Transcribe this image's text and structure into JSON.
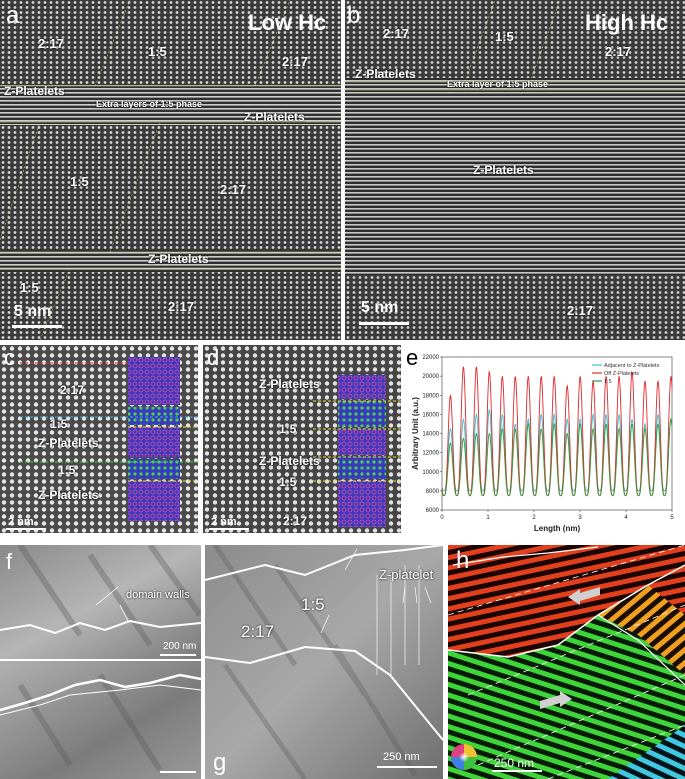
{
  "panel_a": {
    "letter": "a",
    "title": "Low Hc",
    "labels": [
      "2:17",
      "1:5",
      "2:17",
      "Z-Platelets",
      "Extra layers of 1:5 phase",
      "Z-Platelets",
      "1:5",
      "2:17",
      "Z-Platelets",
      "1:5",
      "2:17"
    ],
    "scale": "5 nm"
  },
  "panel_b": {
    "letter": "b",
    "title": "High Hc",
    "labels": [
      "2:17",
      "1:5",
      "2:17",
      "Z-Platelets",
      "Extra layer of 1:5 phase",
      "Z-Platelets",
      "2:17"
    ],
    "scale": "5 nm"
  },
  "panel_c": {
    "letter": "c",
    "labels": [
      "2:17",
      "1:5",
      "Z-Platelets",
      "1:5",
      "Z-Platelets"
    ],
    "scale": "2 nm"
  },
  "panel_d": {
    "letter": "d",
    "labels": [
      "Z-Platelets",
      "1:5",
      "Z-Platelets",
      "1:5",
      "2:17"
    ],
    "scale": "2 nm"
  },
  "panel_e": {
    "letter": "e"
  },
  "panel_f": {
    "letter": "f",
    "annotation": "domain walls",
    "scale": "200 nm"
  },
  "panel_g": {
    "letter": "g",
    "labels": [
      "Z-platelet",
      "1:5",
      "2:17"
    ],
    "scale": "250 nm"
  },
  "panel_h": {
    "letter": "h",
    "scale": "250 nm"
  },
  "chart_data": {
    "type": "line",
    "title": "",
    "xlabel": "Length (nm)",
    "ylabel": "Arbitrary Unit (a.u.)",
    "xlim": [
      0,
      5
    ],
    "ylim": [
      6000,
      22000
    ],
    "xticks": [
      "0",
      "1",
      "2",
      "3",
      "4",
      "5"
    ],
    "yticks": [
      "6000",
      "8000",
      "10000",
      "12000",
      "14000",
      "16000",
      "18000",
      "20000",
      "22000"
    ],
    "legend_position": "top-right",
    "series": [
      {
        "name": "Adjacent to Z-Platelets",
        "color": "#33c3d6",
        "period": 0.282,
        "peaks": [
          14500,
          15500,
          16000,
          16500,
          16000,
          15000,
          15500,
          16000,
          16000,
          15500,
          15500,
          16000,
          16000,
          16000,
          15500,
          15000,
          16000,
          15500
        ],
        "minimum": 8000
      },
      {
        "name": "Off Z-Platelets",
        "color": "#e0292b",
        "period": 0.282,
        "peaks": [
          18000,
          21000,
          21000,
          20500,
          20000,
          20000,
          20000,
          20000,
          20000,
          19000,
          20000,
          19500,
          20000,
          20000,
          20500,
          19500,
          19500,
          20000
        ],
        "minimum": 7500
      },
      {
        "name": "1:5",
        "color": "#3a9a3a",
        "period": 0.282,
        "peaks": [
          13000,
          13500,
          14000,
          14000,
          14500,
          14500,
          15000,
          14500,
          15000,
          14000,
          15000,
          14500,
          15000,
          14500,
          15000,
          14500,
          15000,
          15500
        ],
        "minimum": 7500
      }
    ]
  }
}
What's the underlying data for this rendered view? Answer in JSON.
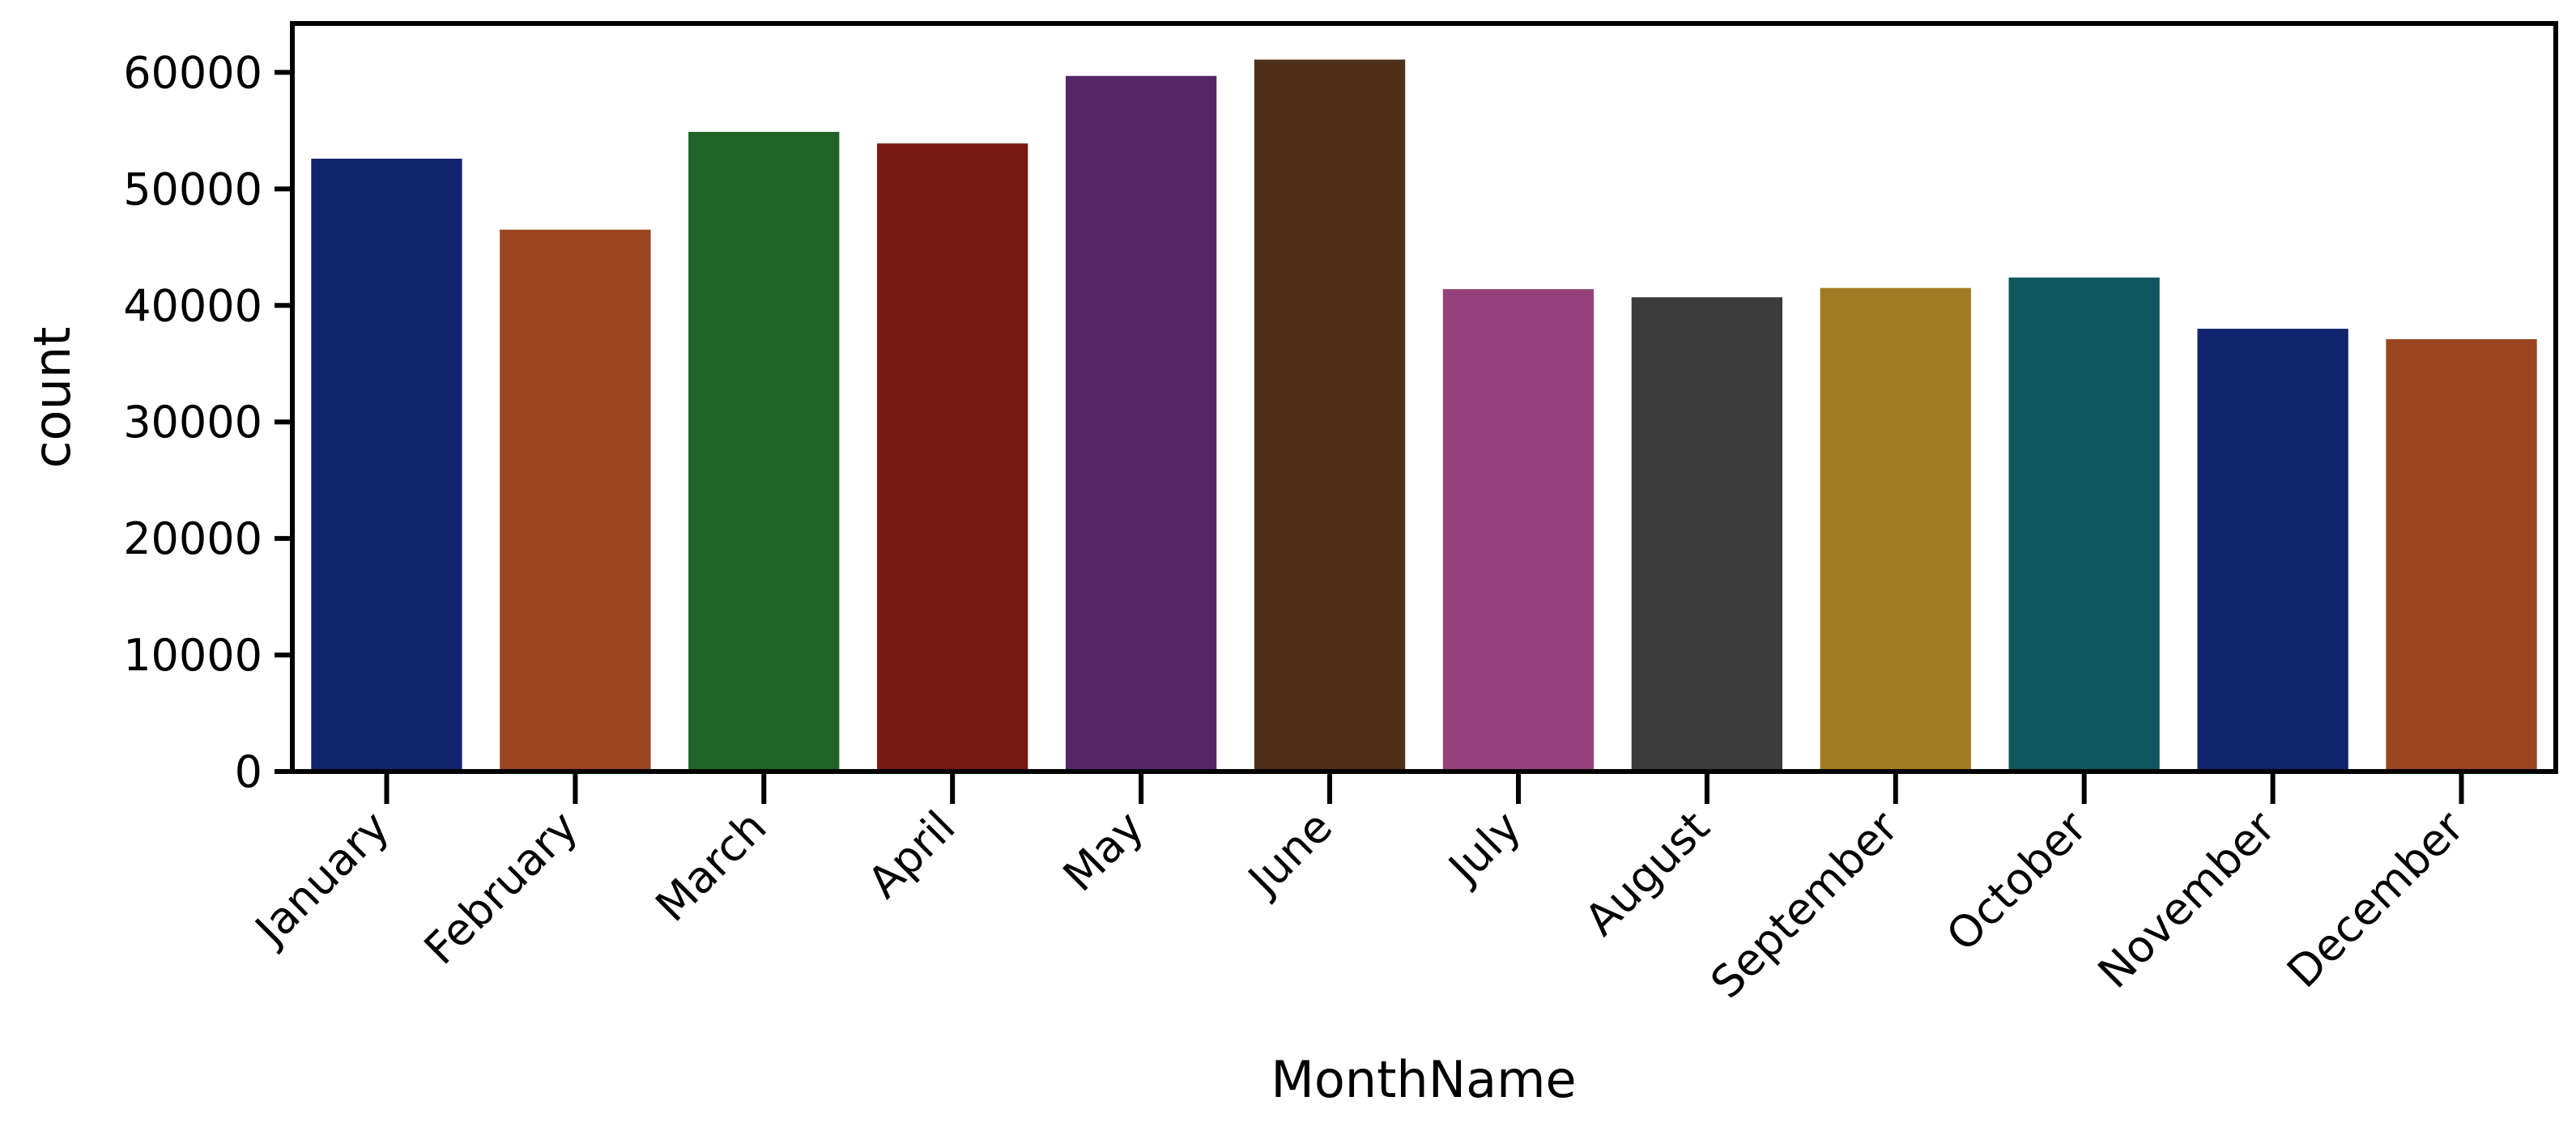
{
  "chart_data": {
    "type": "bar",
    "xlabel": "MonthName",
    "ylabel": "count",
    "ylim": [
      0,
      64200
    ],
    "yticks": [
      0,
      10000,
      20000,
      30000,
      40000,
      50000,
      60000
    ],
    "categories": [
      "January",
      "February",
      "March",
      "April",
      "May",
      "June",
      "July",
      "August",
      "September",
      "October",
      "November",
      "December"
    ],
    "values": [
      52600,
      46500,
      54900,
      53900,
      59700,
      61100,
      41400,
      40700,
      41500,
      42400,
      38000,
      37100
    ],
    "colors": [
      "#13246e",
      "#984520",
      "#206327",
      "#781812",
      "#532766",
      "#4e2f17",
      "#94427c",
      "#3b3b3b",
      "#a07b23",
      "#10565f",
      "#13246e",
      "#984520"
    ],
    "grid": false,
    "legend": "none"
  }
}
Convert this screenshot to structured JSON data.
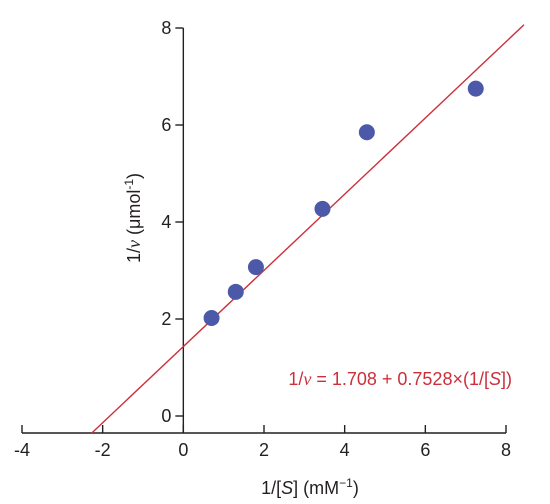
{
  "chart_data": {
    "type": "scatter",
    "title": "",
    "xlabel": {
      "prefix": "1/[",
      "var": "S",
      "mid": "] (mM",
      "sup": "−1",
      "suffix": ")"
    },
    "ylabel": {
      "prefix": "1/",
      "var": "ν",
      "mid": " (μmol",
      "sup": "-1",
      "suffix": ")"
    },
    "xlim": [
      -4,
      8
    ],
    "ylim": [
      0,
      8
    ],
    "xticks": [
      -4,
      -2,
      0,
      2,
      4,
      6,
      8
    ],
    "xtick_labels": [
      "-4",
      "-2",
      "0",
      "2",
      "4",
      "6",
      "8"
    ],
    "yticks": [
      0,
      2,
      4,
      6,
      8
    ],
    "ytick_labels": [
      "0",
      "2",
      "4",
      "6",
      "8"
    ],
    "grid": false,
    "series": [
      {
        "points": [
          {
            "x": 0.7,
            "y": 2.02
          },
          {
            "x": 1.3,
            "y": 2.56
          },
          {
            "x": 1.8,
            "y": 3.07
          },
          {
            "x": 3.45,
            "y": 4.27
          },
          {
            "x": 4.55,
            "y": 5.85
          },
          {
            "x": 7.25,
            "y": 6.75
          }
        ],
        "color": "#4b59a8"
      }
    ],
    "fit_line": {
      "intercept": 1.708,
      "slope": 0.7528,
      "color": "#cc2f3b",
      "equation": {
        "lhs_prefix": "1/",
        "lhs_var": "ν",
        "rhs_start": " = 1.708 + 0.7528×(1/[",
        "rhs_var": "S",
        "rhs_end": "])"
      }
    },
    "axis_color": "#231f20"
  }
}
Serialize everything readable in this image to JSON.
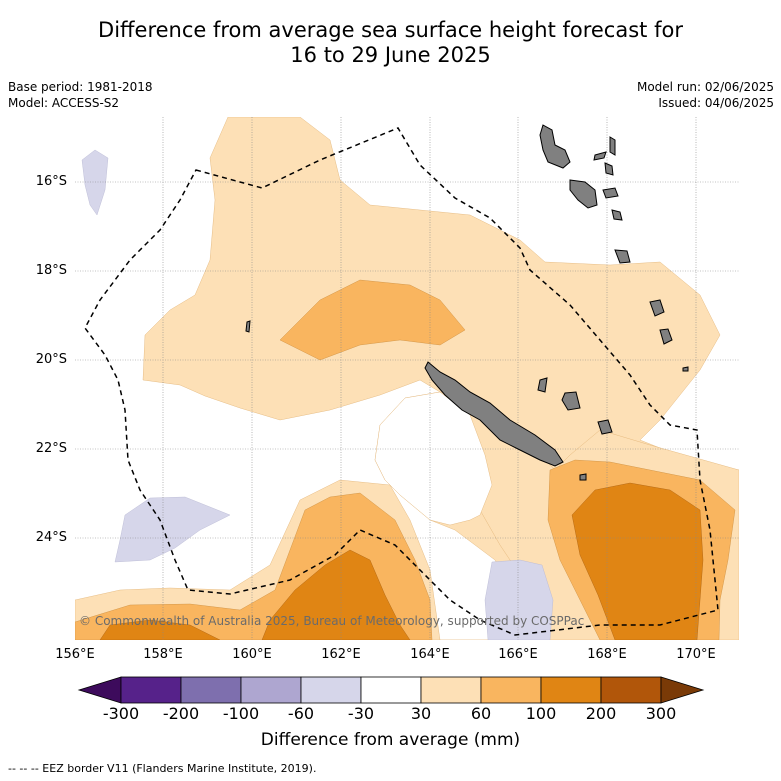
{
  "title_line1": "Difference from average sea surface height forecast for",
  "title_line2": "16 to 29 June 2025",
  "meta": {
    "base_period": "Base period: 1981-2018",
    "model": "Model: ACCESS-S2",
    "model_run": "Model run: 02/06/2025",
    "issued": "Issued: 04/06/2025"
  },
  "map": {
    "lat_labels": [
      "16°S",
      "18°S",
      "20°S",
      "22°S",
      "24°S"
    ],
    "lon_labels": [
      "156°E",
      "158°E",
      "160°E",
      "162°E",
      "164°E",
      "166°E",
      "168°E",
      "170°E"
    ],
    "copyright": "© Commonwealth of Australia 2025, Bureau of Meteorology, supported by COSPPac",
    "land_color": "#808080"
  },
  "colorbar": {
    "ticks": [
      "-300",
      "-200",
      "-100",
      "-60",
      "-30",
      "30",
      "60",
      "100",
      "200",
      "300"
    ],
    "colors": [
      "#3d0b5c",
      "#56228a",
      "#7e6fae",
      "#aea6d0",
      "#d6d6ea",
      "#ffffff",
      "#fde0b6",
      "#f9b55f",
      "#e08514",
      "#b1560a",
      "#7a3a07"
    ],
    "title": "Difference from average (mm)"
  },
  "footnote": "--  --  -- EEZ border V11 (Flanders Marine Institute, 2019)."
}
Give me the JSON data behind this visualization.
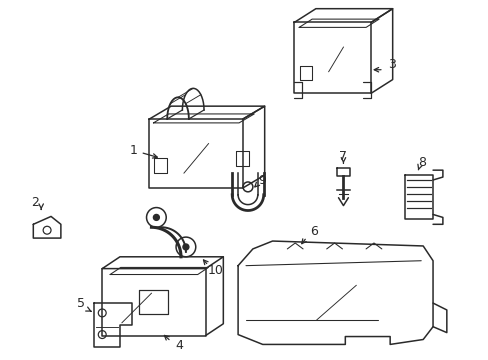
{
  "background_color": "#ffffff",
  "line_color": "#2a2a2a",
  "line_width": 1.1,
  "fig_w": 4.89,
  "fig_h": 3.6,
  "dpi": 100
}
|---|
* [Task directions]:
Using the records above, retype everything exactly except the pictures.

* [Answer to the task]:
Transcribe this image's text and structure into JSON.
{
  "panel_a": {
    "letter": "a",
    "title": "Low Hc",
    "labels": [
      "2:17",
      "1:5",
      "2:17",
      "Z-Platelets",
      "Extra layers of 1:5 phase",
      "Z-Platelets",
      "1:5",
      "2:17",
      "Z-Platelets",
      "1:5",
      "2:17"
    ],
    "scale": "5 nm"
  },
  "panel_b": {
    "letter": "b",
    "title": "High Hc",
    "labels": [
      "2:17",
      "1:5",
      "2:17",
      "Z-Platelets",
      "Extra layer of 1:5 phase",
      "Z-Platelets",
      "2:17"
    ],
    "scale": "5 nm"
  },
  "panel_c": {
    "letter": "c",
    "labels": [
      "2:17",
      "1:5",
      "Z-Platelets",
      "1:5",
      "Z-Platelets"
    ],
    "scale": "2 nm"
  },
  "panel_d": {
    "letter": "d",
    "labels": [
      "Z-Platelets",
      "1:5",
      "Z-Platelets",
      "1:5",
      "2:17"
    ],
    "scale": "2 nm"
  },
  "panel_e": {
    "letter": "e"
  },
  "panel_f": {
    "letter": "f",
    "annotation": "domain walls",
    "scale": "200 nm"
  },
  "panel_g": {
    "letter": "g",
    "labels": [
      "Z-platelet",
      "1:5",
      "2:17"
    ],
    "scale": "250 nm"
  },
  "panel_h": {
    "letter": "h",
    "scale": "250 nm"
  },
  "chart_data": {
    "type": "line",
    "title": "",
    "xlabel": "Length (nm)",
    "ylabel": "Arbitrary Unit (a.u.)",
    "xlim": [
      0,
      5
    ],
    "ylim": [
      6000,
      22000
    ],
    "xticks": [
      "0",
      "1",
      "2",
      "3",
      "4",
      "5"
    ],
    "yticks": [
      "6000",
      "8000",
      "10000",
      "12000",
      "14000",
      "16000",
      "18000",
      "20000",
      "22000"
    ],
    "legend_position": "top-right",
    "series": [
      {
        "name": "Adjacent to Z-Platelets",
        "color": "#33c3d6",
        "period": 0.282,
        "peaks": [
          14500,
          15500,
          16000,
          16500,
          16000,
          15000,
          15500,
          16000,
          16000,
          15500,
          15500,
          16000,
          16000,
          16000,
          15500,
          15000,
          16000,
          15500
        ],
        "minimum": 8000
      },
      {
        "name": "Off Z-Platelets",
        "color": "#e0292b",
        "period": 0.282,
        "peaks": [
          18000,
          21000,
          21000,
          20500,
          20000,
          20000,
          20000,
          20000,
          20000,
          19000,
          20000,
          19500,
          20000,
          20000,
          20500,
          19500,
          19500,
          20000
        ],
        "minimum": 7500
      },
      {
        "name": "1:5",
        "color": "#3a9a3a",
        "period": 0.282,
        "peaks": [
          13000,
          13500,
          14000,
          14000,
          14500,
          14500,
          15000,
          14500,
          15000,
          14000,
          15000,
          14500,
          15000,
          14500,
          15000,
          14500,
          15000,
          15500
        ],
        "minimum": 7500
      }
    ]
  }
}
What's the underlying data for this rendered view? Answer in JSON.
{
  "chart_data": {
    "type": "bar",
    "xlabel": "MonthName",
    "ylabel": "count",
    "ylim": [
      0,
      64200
    ],
    "yticks": [
      0,
      10000,
      20000,
      30000,
      40000,
      50000,
      60000
    ],
    "categories": [
      "January",
      "February",
      "March",
      "April",
      "May",
      "June",
      "July",
      "August",
      "September",
      "October",
      "November",
      "December"
    ],
    "values": [
      52600,
      46500,
      54900,
      53900,
      59700,
      61100,
      41400,
      40700,
      41500,
      42400,
      38000,
      37100
    ],
    "colors": [
      "#13246e",
      "#984520",
      "#206327",
      "#781812",
      "#532766",
      "#4e2f17",
      "#94427c",
      "#3b3b3b",
      "#a07b23",
      "#10565f",
      "#13246e",
      "#984520"
    ],
    "grid": false,
    "legend": "none"
  }
}
Convert this screenshot to structured JSON data.
{
  "chart_data": {
    "type": "scatter",
    "title": "",
    "xlabel": {
      "prefix": "1/[",
      "var": "S",
      "mid": "] (mM",
      "sup": "−1",
      "suffix": ")"
    },
    "ylabel": {
      "prefix": "1/",
      "var": "ν",
      "mid": " (μmol",
      "sup": "-1",
      "suffix": ")"
    },
    "xlim": [
      -4,
      8
    ],
    "ylim": [
      0,
      8
    ],
    "xticks": [
      -4,
      -2,
      0,
      2,
      4,
      6,
      8
    ],
    "xtick_labels": [
      "-4",
      "-2",
      "0",
      "2",
      "4",
      "6",
      "8"
    ],
    "yticks": [
      0,
      2,
      4,
      6,
      8
    ],
    "ytick_labels": [
      "0",
      "2",
      "4",
      "6",
      "8"
    ],
    "grid": false,
    "series": [
      {
        "points": [
          {
            "x": 0.7,
            "y": 2.02
          },
          {
            "x": 1.3,
            "y": 2.56
          },
          {
            "x": 1.8,
            "y": 3.07
          },
          {
            "x": 3.45,
            "y": 4.27
          },
          {
            "x": 4.55,
            "y": 5.85
          },
          {
            "x": 7.25,
            "y": 6.75
          }
        ],
        "color": "#4b59a8"
      }
    ],
    "fit_line": {
      "intercept": 1.708,
      "slope": 0.7528,
      "color": "#cc2f3b",
      "equation": {
        "lhs_prefix": "1/",
        "lhs_var": "ν",
        "rhs_start": " = 1.708 + 0.7528×(1/[",
        "rhs_var": "S",
        "rhs_end": "])"
      }
    },
    "axis_color": "#231f20"
  }
}
Serialize everything readable in this image to JSON.
{
  "title_line1": "Difference from average sea surface height forecast for",
  "title_line2": "16 to 29 June 2025",
  "meta": {
    "base_period": "Base period: 1981-2018",
    "model": "Model: ACCESS-S2",
    "model_run": "Model run: 02/06/2025",
    "issued": "Issued: 04/06/2025"
  },
  "map": {
    "lat_labels": [
      "16°S",
      "18°S",
      "20°S",
      "22°S",
      "24°S"
    ],
    "lon_labels": [
      "156°E",
      "158°E",
      "160°E",
      "162°E",
      "164°E",
      "166°E",
      "168°E",
      "170°E"
    ],
    "copyright": "© Commonwealth of Australia 2025, Bureau of Meteorology, supported by COSPPac",
    "land_color": "#808080"
  },
  "colorbar": {
    "ticks": [
      "-300",
      "-200",
      "-100",
      "-60",
      "-30",
      "30",
      "60",
      "100",
      "200",
      "300"
    ],
    "colors": [
      "#3d0b5c",
      "#56228a",
      "#7e6fae",
      "#aea6d0",
      "#d6d6ea",
      "#ffffff",
      "#fde0b6",
      "#f9b55f",
      "#e08514",
      "#b1560a",
      "#7a3a07"
    ],
    "title": "Difference from average (mm)"
  },
  "footnote": "--  --  -- EEZ border V11 (Flanders Marine Institute, 2019)."
}
Give me the JSON data behind this visualization.
{
  "background_color": "#ffffff",
  "line_color": "#2a2a2a",
  "line_width": 1.1,
  "fig_w": 4.89,
  "fig_h": 3.6,
  "dpi": 100
}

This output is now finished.